Work to be completed:
Set down, in full, every record in the block.

Dataset entries:
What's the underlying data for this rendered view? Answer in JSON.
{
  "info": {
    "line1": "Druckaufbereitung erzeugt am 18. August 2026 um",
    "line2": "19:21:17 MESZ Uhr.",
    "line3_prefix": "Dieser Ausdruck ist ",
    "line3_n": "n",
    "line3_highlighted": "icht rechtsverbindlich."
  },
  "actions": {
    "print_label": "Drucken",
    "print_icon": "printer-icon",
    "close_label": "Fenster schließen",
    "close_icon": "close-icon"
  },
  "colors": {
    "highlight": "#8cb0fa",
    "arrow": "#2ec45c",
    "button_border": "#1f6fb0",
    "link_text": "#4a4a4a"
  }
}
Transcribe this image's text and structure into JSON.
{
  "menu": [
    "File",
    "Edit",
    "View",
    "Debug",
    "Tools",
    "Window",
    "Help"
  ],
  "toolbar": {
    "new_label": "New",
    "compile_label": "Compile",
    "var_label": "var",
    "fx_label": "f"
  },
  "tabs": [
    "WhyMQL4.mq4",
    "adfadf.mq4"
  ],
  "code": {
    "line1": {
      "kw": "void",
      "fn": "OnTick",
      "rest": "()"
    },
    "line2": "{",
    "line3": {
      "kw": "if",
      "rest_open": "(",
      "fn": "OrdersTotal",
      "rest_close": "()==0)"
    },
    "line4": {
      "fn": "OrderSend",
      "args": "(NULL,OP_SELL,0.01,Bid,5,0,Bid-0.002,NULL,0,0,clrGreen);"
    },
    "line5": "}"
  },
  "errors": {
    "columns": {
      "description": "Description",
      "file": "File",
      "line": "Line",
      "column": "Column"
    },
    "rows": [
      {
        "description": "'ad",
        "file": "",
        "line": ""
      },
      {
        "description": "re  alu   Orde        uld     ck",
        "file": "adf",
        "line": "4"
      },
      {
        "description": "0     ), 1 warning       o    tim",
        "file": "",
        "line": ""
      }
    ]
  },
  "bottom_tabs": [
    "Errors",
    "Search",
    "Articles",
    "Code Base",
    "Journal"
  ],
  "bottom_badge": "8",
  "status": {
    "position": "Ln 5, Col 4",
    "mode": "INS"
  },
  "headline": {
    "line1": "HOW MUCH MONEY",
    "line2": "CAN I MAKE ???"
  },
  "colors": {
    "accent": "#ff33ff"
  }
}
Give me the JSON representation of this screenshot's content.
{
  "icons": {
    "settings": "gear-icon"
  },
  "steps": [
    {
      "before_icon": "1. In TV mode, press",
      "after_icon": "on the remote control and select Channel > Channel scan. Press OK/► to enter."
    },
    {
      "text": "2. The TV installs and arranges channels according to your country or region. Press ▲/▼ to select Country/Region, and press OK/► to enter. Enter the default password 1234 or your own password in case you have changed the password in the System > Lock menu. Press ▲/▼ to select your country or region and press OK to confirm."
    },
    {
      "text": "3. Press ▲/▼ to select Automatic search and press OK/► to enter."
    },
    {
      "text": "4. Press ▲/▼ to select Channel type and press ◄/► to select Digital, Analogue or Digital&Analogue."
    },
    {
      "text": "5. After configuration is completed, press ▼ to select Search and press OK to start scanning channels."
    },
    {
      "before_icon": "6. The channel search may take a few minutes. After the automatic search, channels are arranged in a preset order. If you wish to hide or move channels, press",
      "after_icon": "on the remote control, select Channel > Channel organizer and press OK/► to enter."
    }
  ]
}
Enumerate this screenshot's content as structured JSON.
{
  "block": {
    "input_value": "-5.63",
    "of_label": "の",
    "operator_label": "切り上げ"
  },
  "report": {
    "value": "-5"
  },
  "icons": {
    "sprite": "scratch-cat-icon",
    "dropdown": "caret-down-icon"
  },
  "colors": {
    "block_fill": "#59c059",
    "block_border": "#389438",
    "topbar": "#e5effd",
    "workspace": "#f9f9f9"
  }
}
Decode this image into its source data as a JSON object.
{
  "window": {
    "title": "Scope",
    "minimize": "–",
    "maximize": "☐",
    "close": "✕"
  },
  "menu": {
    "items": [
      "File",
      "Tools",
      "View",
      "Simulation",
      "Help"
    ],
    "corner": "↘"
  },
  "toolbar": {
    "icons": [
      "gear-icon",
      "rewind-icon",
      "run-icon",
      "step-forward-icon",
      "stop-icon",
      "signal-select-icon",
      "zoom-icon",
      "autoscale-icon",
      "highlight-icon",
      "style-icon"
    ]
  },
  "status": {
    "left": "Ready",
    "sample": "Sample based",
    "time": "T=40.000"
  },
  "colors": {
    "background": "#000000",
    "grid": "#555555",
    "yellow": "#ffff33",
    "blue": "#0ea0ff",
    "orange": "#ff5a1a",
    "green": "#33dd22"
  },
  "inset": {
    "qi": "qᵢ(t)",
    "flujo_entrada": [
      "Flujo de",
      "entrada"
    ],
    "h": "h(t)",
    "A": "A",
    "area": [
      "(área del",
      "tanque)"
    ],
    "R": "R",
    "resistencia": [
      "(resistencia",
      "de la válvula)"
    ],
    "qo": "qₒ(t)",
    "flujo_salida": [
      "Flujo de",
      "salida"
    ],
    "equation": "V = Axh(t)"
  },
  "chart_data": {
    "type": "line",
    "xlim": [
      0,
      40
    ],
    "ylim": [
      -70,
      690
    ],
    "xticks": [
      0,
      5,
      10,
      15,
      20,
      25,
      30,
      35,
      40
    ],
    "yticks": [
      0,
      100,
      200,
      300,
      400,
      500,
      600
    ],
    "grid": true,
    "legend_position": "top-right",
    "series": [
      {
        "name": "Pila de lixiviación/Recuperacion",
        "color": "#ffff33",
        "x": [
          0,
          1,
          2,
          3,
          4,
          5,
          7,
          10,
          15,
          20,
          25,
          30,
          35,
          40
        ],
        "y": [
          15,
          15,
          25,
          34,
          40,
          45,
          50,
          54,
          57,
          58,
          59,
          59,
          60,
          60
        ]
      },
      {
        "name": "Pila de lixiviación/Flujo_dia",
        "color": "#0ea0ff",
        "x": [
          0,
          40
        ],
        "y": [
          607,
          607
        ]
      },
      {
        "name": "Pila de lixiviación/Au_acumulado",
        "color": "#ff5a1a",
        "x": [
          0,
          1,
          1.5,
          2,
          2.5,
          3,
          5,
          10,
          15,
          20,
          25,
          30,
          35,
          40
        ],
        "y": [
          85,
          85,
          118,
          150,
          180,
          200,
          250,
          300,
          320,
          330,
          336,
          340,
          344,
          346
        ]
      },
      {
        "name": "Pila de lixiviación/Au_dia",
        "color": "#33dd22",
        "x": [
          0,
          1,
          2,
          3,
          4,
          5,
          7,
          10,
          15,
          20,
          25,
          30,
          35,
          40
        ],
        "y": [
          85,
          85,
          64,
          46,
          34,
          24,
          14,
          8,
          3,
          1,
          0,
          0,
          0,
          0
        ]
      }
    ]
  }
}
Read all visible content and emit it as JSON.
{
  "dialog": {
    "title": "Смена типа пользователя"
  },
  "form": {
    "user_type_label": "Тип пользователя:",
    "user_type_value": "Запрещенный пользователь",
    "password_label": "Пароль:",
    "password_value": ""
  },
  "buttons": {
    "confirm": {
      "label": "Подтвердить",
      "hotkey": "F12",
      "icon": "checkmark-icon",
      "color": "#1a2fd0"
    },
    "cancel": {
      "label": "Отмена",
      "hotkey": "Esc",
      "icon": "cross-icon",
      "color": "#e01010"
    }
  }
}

Written response:
What's the underlying data for this rendered view? Answer in JSON.
{
  "info": {
    "line1": "Druckaufbereitung erzeugt am 18. August 2026 um",
    "line2": "19:21:17 MESZ Uhr.",
    "line3_prefix": "Dieser Ausdruck ist ",
    "line3_n": "n",
    "line3_highlighted": "icht rechtsverbindlich."
  },
  "actions": {
    "print_label": "Drucken",
    "print_icon": "printer-icon",
    "close_label": "Fenster schließen",
    "close_icon": "close-icon"
  },
  "colors": {
    "highlight": "#8cb0fa",
    "arrow": "#2ec45c",
    "button_border": "#1f6fb0",
    "link_text": "#4a4a4a"
  }
}
Transcribe this image's text and structure into JSON.
{
  "menu": [
    "File",
    "Edit",
    "View",
    "Debug",
    "Tools",
    "Window",
    "Help"
  ],
  "toolbar": {
    "new_label": "New",
    "compile_label": "Compile",
    "var_label": "var",
    "fx_label": "f"
  },
  "tabs": [
    "WhyMQL4.mq4",
    "adfadf.mq4"
  ],
  "code": {
    "line1": {
      "kw": "void",
      "fn": "OnTick",
      "rest": "()"
    },
    "line2": "{",
    "line3": {
      "kw": "if",
      "rest_open": "(",
      "fn": "OrdersTotal",
      "rest_close": "()==0)"
    },
    "line4": {
      "fn": "OrderSend",
      "args": "(NULL,OP_SELL,0.01,Bid,5,0,Bid-0.002,NULL,0,0,clrGreen);"
    },
    "line5": "}"
  },
  "errors": {
    "columns": {
      "description": "Description",
      "file": "File",
      "line": "Line",
      "column": "Column"
    },
    "rows": [
      {
        "description": "'ad",
        "file": "",
        "line": ""
      },
      {
        "description": "re  alu   Orde        uld     ck",
        "file": "adf",
        "line": "4"
      },
      {
        "description": "0     ), 1 warning       o    tim",
        "file": "",
        "line": ""
      }
    ]
  },
  "bottom_tabs": [
    "Errors",
    "Search",
    "Articles",
    "Code Base",
    "Journal"
  ],
  "bottom_badge": "8",
  "status": {
    "position": "Ln 5, Col 4",
    "mode": "INS"
  },
  "headline": {
    "line1": "HOW MUCH MONEY",
    "line2": "CAN I MAKE ???"
  },
  "colors": {
    "accent": "#ff33ff"
  }
}
Give me the JSON representation of this screenshot's content.
{
  "icons": {
    "settings": "gear-icon"
  },
  "steps": [
    {
      "before_icon": "1. In TV mode, press",
      "after_icon": "on the remote control and select Channel > Channel scan. Press OK/► to enter."
    },
    {
      "text": "2. The TV installs and arranges channels according to your country or region. Press ▲/▼ to select Country/Region, and press OK/► to enter. Enter the default password 1234 or your own password in case you have changed the password in the System > Lock menu. Press ▲/▼ to select your country or region and press OK to confirm."
    },
    {
      "text": "3. Press ▲/▼ to select Automatic search and press OK/► to enter."
    },
    {
      "text": "4. Press ▲/▼ to select Channel type and press ◄/► to select Digital, Analogue or Digital&Analogue."
    },
    {
      "text": "5. After configuration is completed, press ▼ to select Search and press OK to start scanning channels."
    },
    {
      "before_icon": "6. The channel search may take a few minutes. After the automatic search, channels are arranged in a preset order. If you wish to hide or move channels, press",
      "after_icon": "on the remote control, select Channel > Channel organizer and press OK/► to enter."
    }
  ]
}
Enumerate this screenshot's content as structured JSON.
{
  "block": {
    "input_value": "-5.63",
    "of_label": "の",
    "operator_label": "切り上げ"
  },
  "report": {
    "value": "-5"
  },
  "icons": {
    "sprite": "scratch-cat-icon",
    "dropdown": "caret-down-icon"
  },
  "colors": {
    "block_fill": "#59c059",
    "block_border": "#389438",
    "topbar": "#e5effd",
    "workspace": "#f9f9f9"
  }
}
Decode this image into its source data as a JSON object.
{
  "window": {
    "title": "Scope",
    "minimize": "–",
    "maximize": "☐",
    "close": "✕"
  },
  "menu": {
    "items": [
      "File",
      "Tools",
      "View",
      "Simulation",
      "Help"
    ],
    "corner": "↘"
  },
  "toolbar": {
    "icons": [
      "gear-icon",
      "rewind-icon",
      "run-icon",
      "step-forward-icon",
      "stop-icon",
      "signal-select-icon",
      "zoom-icon",
      "autoscale-icon",
      "highlight-icon",
      "style-icon"
    ]
  },
  "status": {
    "left": "Ready",
    "sample": "Sample based",
    "time": "T=40.000"
  },
  "colors": {
    "background": "#000000",
    "grid": "#555555",
    "yellow": "#ffff33",
    "blue": "#0ea0ff",
    "orange": "#ff5a1a",
    "green": "#33dd22"
  },
  "inset": {
    "qi": "qᵢ(t)",
    "flujo_entrada": [
      "Flujo de",
      "entrada"
    ],
    "h": "h(t)",
    "A": "A",
    "area": [
      "(área del",
      "tanque)"
    ],
    "R": "R",
    "resistencia": [
      "(resistencia",
      "de la válvula)"
    ],
    "qo": "qₒ(t)",
    "flujo_salida": [
      "Flujo de",
      "salida"
    ],
    "equation": "V = Axh(t)"
  },
  "chart_data": {
    "type": "line",
    "xlim": [
      0,
      40
    ],
    "ylim": [
      -70,
      690
    ],
    "xticks": [
      0,
      5,
      10,
      15,
      20,
      25,
      30,
      35,
      40
    ],
    "yticks": [
      0,
      100,
      200,
      300,
      400,
      500,
      600
    ],
    "grid": true,
    "legend_position": "top-right",
    "series": [
      {
        "name": "Pila de lixiviación/Recuperacion",
        "color": "#ffff33",
        "x": [
          0,
          1,
          2,
          3,
          4,
          5,
          7,
          10,
          15,
          20,
          25,
          30,
          35,
          40
        ],
        "y": [
          15,
          15,
          25,
          34,
          40,
          45,
          50,
          54,
          57,
          58,
          59,
          59,
          60,
          60
        ]
      },
      {
        "name": "Pila de lixiviación/Flujo_dia",
        "color": "#0ea0ff",
        "x": [
          0,
          40
        ],
        "y": [
          607,
          607
        ]
      },
      {
        "name": "Pila de lixiviación/Au_acumulado",
        "color": "#ff5a1a",
        "x": [
          0,
          1,
          1.5,
          2,
          2.5,
          3,
          5,
          10,
          15,
          20,
          25,
          30,
          35,
          40
        ],
        "y": [
          85,
          85,
          118,
          150,
          180,
          200,
          250,
          300,
          320,
          330,
          336,
          340,
          344,
          346
        ]
      },
      {
        "name": "Pila de lixiviación/Au_dia",
        "color": "#33dd22",
        "x": [
          0,
          1,
          2,
          3,
          4,
          5,
          7,
          10,
          15,
          20,
          25,
          30,
          35,
          40
        ],
        "y": [
          85,
          85,
          64,
          46,
          34,
          24,
          14,
          8,
          3,
          1,
          0,
          0,
          0,
          0
        ]
      }
    ]
  }
}
Read all visible content and emit it as JSON.
{
  "dialog": {
    "title": "Смена типа пользователя"
  },
  "form": {
    "user_type_label": "Тип пользователя:",
    "user_type_value": "Запрещенный пользователь",
    "password_label": "Пароль:",
    "password_value": ""
  },
  "buttons": {
    "confirm": {
      "label": "Подтвердить",
      "hotkey": "F12",
      "icon": "checkmark-icon",
      "color": "#1a2fd0"
    },
    "cancel": {
      "label": "Отмена",
      "hotkey": "Esc",
      "icon": "cross-icon",
      "color": "#e01010"
    }
  }
}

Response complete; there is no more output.